Quoted passage ▸
**********

Use AutoResetEvent as oppose to ManualResetEventSlim #8575

rokonec · 2023-03-17T16:27:54Z

Summary

Customer, mainly internal like XStore, with huge repos, using msbuild /graph /bl on powerful development and build computers, might experience 15x plus regression in evaluation time.

It has been identified as performance bug in our logging event pub/sub mechanism. When ingest queue reaches its bound, at .net472 ManualResetEventSlim causes way too many thread.Yields flooding the system with thread context switches.
This hypothesis has been verified by PerfMon perfcounter System.ContextSwitches.

Alhougt counterintuitive, AutoResetEvent , ManualResetEvent or even SpinLocking produced better behavior and with those the issue no longer reproduce.

Customer Impact

In case of XStore it was about 7 minutes in build time.

Regression?

Yes, introduced in VS 17.4.

Testing

Manual validation by @rokonec and automated tests. Using local repro to verify changes has fixed it.

Risk

Low

Note

It effect only VS MSBuild.exe. In dotnet build ManualResetEventSlim works better.

danmoseley · 2023-03-17T16:54:10Z

@stephentoub does this surprise you?

stephentoub · 2023-03-17T17:00:08Z

ManualResetEventSlim spins by default prior to falling back to a kernel-based blocking wait. AutoResetEvent is just a thin wrapper for a kernel sync primitive, so there's no spinning before it in managed world. If you want to disable that spinning with MRES, just pass 0 as the second argument to its ctor, e.g. make these https://github.com/dotnet/msbuild/pull/8575/files#diff-4e77c665c92becc2499e6b1ee5e7b673df485cba054b8c0ce31cd4974c9bbe70L1266-L1268 use new ManualResetEventSlim(false, 0) instead of new ManualResetEventSlim(false).

danmoseley · 2023-03-17T17:22:33Z

So i guess the spinning here implies that the lock is typically held for significant period of time, so spinning is just waste.

@rokonec Maybe try the other ctor on MRES?

I wonder if, separate to this change, there is scope to reduce the time spent holding the lock.

dfederm · 2023-03-17T17:50:56Z

@stephentoub @danmoseley For context this isn't a "lock" per se but rather a sort of throttle. This is an implementation of async logging where writers fill a buffer and 1 consumer drains the queue on a long-running background thread. Once the buffer fills, additional writers need to wait for there to be capacity.

My recommendation to @rokonec would be to use a bounded Channel since it seems to fit this scenario much better (previously this code used an ActionBlock instead of the current impl), and I would guess Channels have this scenario well-optimized and possibly continue to optimize in the future.

Something along the line of

// Initialization
            var channelOptions = new BoundedChannelOptions(maxMessagesToBuffer)
            {
                // If full, block
                FullMode = BoundedChannelFullMode.Wait,
 
                // Enable single-reader optimizations
                SingleReader = true,
            };
 
            _processLogMessageChannel = Channel.CreateBounded<LoggingEvent>(channelOptions);
 
            _processingTask = Task.Run(
                async () =>
                {
                    while (await _processLogMessageChannel.Reader.WaitToReadAsync().ConfigureAwait(false))
                    {
                        while (_processLogMessageChannel.Reader.TryRead(out LoggingEvent? loggingEvent))
                        {
                            // Do the thing
                        }
                    }
                });
 
// Enqueuing
 
        public async Task EnqueueAsync(LoggingEvent loggingEvent)

**********

Set problem 1 ▸ According to the pull request thread, which VS version introduced the regression?
Set problem 2 ▸ Reproduce the section of the pull request thread starting at "In case of XStore" and ending at "has fixed it.".

**********

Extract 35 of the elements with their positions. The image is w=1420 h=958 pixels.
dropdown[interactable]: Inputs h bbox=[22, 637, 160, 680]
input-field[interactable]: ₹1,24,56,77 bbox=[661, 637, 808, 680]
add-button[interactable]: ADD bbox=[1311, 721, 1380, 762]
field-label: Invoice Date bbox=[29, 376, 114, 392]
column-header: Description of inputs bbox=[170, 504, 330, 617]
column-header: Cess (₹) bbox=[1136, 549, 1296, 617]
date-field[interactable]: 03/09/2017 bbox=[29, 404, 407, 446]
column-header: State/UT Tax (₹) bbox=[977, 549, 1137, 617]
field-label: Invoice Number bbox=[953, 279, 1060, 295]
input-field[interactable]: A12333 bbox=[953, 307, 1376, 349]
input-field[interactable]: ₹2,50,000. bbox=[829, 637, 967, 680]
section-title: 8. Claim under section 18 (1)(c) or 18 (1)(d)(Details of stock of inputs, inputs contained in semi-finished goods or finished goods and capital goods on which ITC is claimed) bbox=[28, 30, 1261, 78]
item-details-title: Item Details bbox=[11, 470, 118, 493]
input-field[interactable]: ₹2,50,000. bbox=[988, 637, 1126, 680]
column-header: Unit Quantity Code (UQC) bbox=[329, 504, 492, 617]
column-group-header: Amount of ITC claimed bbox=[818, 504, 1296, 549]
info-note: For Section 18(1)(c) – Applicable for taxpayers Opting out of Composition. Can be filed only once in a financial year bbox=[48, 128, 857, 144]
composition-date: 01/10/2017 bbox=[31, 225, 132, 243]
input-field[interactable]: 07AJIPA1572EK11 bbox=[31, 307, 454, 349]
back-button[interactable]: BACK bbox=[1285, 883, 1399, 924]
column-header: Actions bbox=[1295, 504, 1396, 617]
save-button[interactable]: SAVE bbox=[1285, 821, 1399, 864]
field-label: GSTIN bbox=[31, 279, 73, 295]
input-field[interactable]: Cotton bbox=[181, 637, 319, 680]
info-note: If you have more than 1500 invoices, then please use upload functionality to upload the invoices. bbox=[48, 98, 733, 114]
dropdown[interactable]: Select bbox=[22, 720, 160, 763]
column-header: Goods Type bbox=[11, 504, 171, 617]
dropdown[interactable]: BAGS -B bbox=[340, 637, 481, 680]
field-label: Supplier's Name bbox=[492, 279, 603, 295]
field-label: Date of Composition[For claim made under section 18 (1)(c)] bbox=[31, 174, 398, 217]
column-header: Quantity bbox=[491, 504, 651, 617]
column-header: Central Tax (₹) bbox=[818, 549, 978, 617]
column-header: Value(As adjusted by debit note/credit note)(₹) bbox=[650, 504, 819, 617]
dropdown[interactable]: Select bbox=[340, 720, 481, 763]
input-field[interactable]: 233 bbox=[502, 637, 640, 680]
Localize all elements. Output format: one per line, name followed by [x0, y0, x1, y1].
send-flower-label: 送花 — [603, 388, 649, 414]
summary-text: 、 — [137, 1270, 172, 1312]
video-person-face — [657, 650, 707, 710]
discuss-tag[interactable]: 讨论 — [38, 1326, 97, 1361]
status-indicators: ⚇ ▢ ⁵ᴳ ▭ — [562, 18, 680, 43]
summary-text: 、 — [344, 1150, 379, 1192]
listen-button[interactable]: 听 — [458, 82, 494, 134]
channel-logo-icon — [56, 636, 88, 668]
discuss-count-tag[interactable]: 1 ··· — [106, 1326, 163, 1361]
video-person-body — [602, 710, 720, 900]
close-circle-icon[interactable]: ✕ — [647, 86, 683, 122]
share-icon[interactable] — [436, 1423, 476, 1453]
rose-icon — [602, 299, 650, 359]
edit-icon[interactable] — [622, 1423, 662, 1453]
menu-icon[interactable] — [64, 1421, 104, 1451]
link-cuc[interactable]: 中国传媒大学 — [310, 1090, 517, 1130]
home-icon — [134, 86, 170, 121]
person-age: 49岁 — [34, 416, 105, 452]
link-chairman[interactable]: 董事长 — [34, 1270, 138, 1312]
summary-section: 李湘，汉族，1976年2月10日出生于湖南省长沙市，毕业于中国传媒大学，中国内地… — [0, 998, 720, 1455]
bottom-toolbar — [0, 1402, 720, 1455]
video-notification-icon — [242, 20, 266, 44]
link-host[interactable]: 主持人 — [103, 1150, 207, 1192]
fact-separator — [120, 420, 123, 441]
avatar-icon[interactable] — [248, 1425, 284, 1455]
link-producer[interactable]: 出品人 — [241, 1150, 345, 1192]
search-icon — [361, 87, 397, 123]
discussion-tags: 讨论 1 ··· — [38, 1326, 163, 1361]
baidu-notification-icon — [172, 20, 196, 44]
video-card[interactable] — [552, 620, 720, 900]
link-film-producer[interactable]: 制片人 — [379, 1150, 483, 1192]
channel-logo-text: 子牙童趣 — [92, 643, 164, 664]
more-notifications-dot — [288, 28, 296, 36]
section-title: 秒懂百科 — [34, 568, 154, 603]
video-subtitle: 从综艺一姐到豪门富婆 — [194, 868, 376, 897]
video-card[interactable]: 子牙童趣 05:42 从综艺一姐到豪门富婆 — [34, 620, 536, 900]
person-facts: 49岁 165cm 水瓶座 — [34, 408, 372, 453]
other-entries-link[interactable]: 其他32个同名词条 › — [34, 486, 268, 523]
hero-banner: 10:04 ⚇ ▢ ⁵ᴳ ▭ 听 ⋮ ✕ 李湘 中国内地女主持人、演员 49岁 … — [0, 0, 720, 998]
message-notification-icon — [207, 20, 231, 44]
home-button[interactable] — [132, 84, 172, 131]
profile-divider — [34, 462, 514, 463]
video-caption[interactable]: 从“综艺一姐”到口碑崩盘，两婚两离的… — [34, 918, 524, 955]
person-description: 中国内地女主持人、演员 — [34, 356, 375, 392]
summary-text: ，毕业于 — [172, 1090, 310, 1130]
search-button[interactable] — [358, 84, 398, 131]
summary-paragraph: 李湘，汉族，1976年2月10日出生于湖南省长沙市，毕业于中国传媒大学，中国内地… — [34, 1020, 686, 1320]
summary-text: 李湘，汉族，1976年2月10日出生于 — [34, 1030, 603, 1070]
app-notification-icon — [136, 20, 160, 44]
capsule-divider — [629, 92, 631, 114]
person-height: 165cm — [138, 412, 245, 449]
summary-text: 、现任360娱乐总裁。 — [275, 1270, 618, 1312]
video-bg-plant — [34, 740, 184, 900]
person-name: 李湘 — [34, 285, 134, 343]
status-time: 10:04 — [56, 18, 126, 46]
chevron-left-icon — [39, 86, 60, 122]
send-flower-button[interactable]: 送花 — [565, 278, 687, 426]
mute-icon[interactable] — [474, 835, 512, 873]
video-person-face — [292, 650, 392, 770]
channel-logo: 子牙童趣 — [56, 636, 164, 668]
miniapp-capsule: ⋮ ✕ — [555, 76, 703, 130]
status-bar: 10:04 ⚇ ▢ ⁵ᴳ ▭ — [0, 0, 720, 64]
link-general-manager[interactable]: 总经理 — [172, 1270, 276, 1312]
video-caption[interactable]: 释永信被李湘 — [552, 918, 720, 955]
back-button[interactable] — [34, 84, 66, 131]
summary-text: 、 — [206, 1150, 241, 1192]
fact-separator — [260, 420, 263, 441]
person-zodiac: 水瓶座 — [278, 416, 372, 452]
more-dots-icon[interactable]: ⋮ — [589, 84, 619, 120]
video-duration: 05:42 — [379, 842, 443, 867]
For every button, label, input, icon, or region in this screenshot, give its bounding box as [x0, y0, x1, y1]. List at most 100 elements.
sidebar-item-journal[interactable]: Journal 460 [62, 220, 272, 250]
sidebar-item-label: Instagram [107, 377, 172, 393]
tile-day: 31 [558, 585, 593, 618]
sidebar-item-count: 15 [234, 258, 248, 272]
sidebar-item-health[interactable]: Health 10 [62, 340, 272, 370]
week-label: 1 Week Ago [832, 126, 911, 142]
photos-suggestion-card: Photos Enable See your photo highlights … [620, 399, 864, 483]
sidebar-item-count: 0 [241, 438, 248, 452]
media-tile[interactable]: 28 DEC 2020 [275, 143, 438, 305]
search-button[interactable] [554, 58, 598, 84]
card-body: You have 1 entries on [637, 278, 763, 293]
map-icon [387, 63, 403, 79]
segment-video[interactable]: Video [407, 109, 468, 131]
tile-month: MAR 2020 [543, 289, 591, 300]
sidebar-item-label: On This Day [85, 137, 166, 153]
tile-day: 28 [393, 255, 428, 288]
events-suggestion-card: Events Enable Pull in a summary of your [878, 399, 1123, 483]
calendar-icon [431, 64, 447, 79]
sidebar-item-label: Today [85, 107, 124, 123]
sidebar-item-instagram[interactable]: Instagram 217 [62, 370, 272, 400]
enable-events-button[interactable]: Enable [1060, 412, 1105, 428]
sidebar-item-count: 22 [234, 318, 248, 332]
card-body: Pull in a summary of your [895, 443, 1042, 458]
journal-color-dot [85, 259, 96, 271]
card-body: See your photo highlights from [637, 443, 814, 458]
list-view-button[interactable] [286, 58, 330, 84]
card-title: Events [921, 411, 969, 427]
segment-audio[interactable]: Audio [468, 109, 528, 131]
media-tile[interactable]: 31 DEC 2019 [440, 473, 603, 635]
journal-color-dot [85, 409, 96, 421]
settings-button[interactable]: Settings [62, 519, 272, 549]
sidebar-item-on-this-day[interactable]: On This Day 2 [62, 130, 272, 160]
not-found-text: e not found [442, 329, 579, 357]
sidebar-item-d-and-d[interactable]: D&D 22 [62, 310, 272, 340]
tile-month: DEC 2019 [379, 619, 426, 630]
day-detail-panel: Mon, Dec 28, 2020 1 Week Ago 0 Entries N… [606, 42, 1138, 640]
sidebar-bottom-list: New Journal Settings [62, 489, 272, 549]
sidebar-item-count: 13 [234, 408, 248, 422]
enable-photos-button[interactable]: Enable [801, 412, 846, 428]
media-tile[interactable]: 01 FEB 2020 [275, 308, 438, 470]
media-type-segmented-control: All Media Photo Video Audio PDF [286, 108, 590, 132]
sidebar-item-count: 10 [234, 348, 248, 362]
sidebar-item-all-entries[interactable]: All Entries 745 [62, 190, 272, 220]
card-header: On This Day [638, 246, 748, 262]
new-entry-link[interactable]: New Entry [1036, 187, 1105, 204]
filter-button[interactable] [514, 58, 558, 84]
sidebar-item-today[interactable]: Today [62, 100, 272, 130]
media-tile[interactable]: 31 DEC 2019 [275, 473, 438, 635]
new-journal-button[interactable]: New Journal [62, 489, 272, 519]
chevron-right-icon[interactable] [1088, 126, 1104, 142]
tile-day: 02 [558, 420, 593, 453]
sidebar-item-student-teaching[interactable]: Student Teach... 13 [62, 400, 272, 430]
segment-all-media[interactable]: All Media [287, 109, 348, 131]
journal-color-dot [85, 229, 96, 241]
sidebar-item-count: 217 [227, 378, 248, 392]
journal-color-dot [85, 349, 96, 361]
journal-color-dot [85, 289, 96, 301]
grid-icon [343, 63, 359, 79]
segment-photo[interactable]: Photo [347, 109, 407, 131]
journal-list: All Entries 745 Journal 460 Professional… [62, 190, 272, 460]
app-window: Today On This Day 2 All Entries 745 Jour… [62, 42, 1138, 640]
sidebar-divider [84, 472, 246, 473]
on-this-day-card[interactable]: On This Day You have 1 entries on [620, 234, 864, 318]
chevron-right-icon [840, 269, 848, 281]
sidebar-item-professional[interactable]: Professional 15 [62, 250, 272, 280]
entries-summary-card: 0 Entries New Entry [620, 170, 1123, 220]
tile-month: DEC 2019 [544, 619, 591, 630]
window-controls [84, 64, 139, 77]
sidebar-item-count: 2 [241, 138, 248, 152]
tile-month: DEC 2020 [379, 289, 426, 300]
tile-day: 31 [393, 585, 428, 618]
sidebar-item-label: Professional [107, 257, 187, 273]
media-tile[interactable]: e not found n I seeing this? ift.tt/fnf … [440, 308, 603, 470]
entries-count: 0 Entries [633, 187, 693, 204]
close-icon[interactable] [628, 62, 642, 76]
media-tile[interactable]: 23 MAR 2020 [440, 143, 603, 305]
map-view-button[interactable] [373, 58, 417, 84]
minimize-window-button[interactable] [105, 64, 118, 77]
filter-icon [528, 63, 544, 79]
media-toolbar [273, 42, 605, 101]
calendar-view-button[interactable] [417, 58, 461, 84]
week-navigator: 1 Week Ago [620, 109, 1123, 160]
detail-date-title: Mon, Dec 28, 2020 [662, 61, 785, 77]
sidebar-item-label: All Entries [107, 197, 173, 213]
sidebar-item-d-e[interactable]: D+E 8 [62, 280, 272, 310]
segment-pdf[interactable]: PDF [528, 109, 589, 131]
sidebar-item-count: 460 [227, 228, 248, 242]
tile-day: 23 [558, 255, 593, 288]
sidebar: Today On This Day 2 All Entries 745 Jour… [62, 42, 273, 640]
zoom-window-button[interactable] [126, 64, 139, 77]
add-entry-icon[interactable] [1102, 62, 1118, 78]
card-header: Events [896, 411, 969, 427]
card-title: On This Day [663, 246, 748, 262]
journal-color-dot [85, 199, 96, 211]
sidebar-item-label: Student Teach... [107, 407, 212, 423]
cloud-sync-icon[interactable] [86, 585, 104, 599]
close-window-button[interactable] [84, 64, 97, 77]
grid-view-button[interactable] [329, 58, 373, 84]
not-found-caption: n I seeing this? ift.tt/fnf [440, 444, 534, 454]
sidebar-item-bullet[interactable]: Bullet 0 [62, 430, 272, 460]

**********

Full solution 1 ▸ VS 17.4

Full solution 2 ▸
In case of XStore it was about 7 minutes in build time.

Regression?

Yes, introduced in VS 17.4.

Testing

Manual validation by @rokonec and automated tests. Using local repro to verify changes has fixed it.